THE INPUT |
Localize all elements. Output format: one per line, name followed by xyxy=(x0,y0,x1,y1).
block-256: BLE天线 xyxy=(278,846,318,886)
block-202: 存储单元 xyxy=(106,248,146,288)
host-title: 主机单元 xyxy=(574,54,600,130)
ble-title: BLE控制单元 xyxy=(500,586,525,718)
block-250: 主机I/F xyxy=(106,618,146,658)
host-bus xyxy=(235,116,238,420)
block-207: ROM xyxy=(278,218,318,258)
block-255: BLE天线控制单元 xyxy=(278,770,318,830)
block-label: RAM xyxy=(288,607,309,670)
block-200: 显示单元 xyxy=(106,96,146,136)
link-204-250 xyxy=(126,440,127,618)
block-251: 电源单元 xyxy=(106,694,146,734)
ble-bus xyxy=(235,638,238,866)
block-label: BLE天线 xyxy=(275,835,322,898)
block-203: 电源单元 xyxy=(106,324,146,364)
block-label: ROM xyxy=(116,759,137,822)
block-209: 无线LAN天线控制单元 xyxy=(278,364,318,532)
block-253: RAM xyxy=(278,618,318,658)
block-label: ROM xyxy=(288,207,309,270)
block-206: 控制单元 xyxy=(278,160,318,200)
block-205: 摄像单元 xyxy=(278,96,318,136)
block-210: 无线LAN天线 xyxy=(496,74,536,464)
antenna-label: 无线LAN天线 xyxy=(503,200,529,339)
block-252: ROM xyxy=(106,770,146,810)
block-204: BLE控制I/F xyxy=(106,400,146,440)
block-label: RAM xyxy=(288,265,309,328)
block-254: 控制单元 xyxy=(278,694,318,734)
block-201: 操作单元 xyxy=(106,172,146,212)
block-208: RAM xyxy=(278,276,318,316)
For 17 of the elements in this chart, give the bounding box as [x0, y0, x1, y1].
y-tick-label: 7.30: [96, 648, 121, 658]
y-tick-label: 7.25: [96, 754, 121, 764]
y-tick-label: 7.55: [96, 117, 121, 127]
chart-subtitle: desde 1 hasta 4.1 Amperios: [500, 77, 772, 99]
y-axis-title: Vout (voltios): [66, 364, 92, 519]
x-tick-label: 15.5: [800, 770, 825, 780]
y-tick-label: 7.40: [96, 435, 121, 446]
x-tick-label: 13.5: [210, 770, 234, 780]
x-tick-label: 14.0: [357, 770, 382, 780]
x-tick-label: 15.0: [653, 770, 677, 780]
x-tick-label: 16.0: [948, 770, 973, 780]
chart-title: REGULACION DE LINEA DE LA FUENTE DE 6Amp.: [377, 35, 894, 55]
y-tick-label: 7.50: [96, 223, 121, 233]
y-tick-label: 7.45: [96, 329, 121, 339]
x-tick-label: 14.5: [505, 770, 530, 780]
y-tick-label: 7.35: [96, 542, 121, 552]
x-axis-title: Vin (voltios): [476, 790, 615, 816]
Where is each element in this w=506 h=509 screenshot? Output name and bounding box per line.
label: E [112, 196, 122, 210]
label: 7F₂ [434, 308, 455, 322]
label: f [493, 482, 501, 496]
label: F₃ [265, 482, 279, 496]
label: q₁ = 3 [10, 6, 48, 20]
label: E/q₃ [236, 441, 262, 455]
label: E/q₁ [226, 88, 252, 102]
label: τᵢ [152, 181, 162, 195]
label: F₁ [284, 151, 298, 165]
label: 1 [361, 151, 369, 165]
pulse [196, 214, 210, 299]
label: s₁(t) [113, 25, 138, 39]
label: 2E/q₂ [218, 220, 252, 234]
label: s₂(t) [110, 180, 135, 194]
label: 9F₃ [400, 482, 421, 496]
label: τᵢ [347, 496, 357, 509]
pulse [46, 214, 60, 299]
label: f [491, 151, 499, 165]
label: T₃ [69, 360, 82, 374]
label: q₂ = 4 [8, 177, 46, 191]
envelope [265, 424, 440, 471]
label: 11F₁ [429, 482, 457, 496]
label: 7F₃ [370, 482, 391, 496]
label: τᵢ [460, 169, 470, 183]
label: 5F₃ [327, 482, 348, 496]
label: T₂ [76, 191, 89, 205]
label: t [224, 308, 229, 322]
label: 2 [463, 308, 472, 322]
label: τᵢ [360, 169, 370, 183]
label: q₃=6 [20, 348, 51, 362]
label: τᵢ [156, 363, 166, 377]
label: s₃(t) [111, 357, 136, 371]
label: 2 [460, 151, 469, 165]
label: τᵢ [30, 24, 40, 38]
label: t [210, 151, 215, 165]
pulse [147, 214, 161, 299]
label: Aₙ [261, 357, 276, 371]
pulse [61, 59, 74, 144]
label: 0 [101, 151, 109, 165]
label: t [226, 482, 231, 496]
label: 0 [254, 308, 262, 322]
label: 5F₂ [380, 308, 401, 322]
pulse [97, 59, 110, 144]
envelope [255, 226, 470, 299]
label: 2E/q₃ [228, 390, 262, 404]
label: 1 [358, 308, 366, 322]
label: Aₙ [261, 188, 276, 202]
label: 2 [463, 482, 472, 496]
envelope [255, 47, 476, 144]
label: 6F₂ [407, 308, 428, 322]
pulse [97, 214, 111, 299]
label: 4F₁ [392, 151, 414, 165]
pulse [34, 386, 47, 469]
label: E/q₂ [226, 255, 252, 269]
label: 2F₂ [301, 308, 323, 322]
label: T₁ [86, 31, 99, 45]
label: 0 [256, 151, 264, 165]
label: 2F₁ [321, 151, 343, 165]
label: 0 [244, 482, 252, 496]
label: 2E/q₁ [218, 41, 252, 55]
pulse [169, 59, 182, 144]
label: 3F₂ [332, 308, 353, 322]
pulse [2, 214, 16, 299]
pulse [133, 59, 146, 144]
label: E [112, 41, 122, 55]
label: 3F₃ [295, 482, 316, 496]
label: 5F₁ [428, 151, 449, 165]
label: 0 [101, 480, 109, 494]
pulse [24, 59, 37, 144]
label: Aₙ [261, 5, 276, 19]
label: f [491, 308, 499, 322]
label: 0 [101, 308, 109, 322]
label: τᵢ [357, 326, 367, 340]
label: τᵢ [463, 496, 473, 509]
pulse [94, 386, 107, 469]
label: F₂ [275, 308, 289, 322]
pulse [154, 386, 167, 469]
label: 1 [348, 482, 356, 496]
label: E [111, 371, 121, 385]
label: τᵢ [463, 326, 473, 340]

EXERCISE INSTRUCTIONS |
Set out everything from the start of the records down to and including the line containing "block-label: BLE天线 xyxy=(275,835,322,898)" as a numbered list, omitting any blank lines.

RESULT OF THE TASK |
1. Localize all elements. Output format: one per line, name followed by xyxy=(x0,y0,x1,y1).
2. block-256: BLE天线 xyxy=(278,846,318,886)
3. block-202: 存储单元 xyxy=(106,248,146,288)
4. host-title: 主机单元 xyxy=(574,54,600,130)
5. ble-title: BLE控制单元 xyxy=(500,586,525,718)
6. block-250: 主机I/F xyxy=(106,618,146,658)
7. host-bus xyxy=(235,116,238,420)
8. block-207: ROM xyxy=(278,218,318,258)
9. block-255: BLE天线控制单元 xyxy=(278,770,318,830)
10. block-label: RAM xyxy=(288,607,309,670)
11. block-200: 显示单元 xyxy=(106,96,146,136)
12. link-204-250 xyxy=(126,440,127,618)
13. block-251: 电源单元 xyxy=(106,694,146,734)
14. ble-bus xyxy=(235,638,238,866)
15. block-label: BLE天线 xyxy=(275,835,322,898)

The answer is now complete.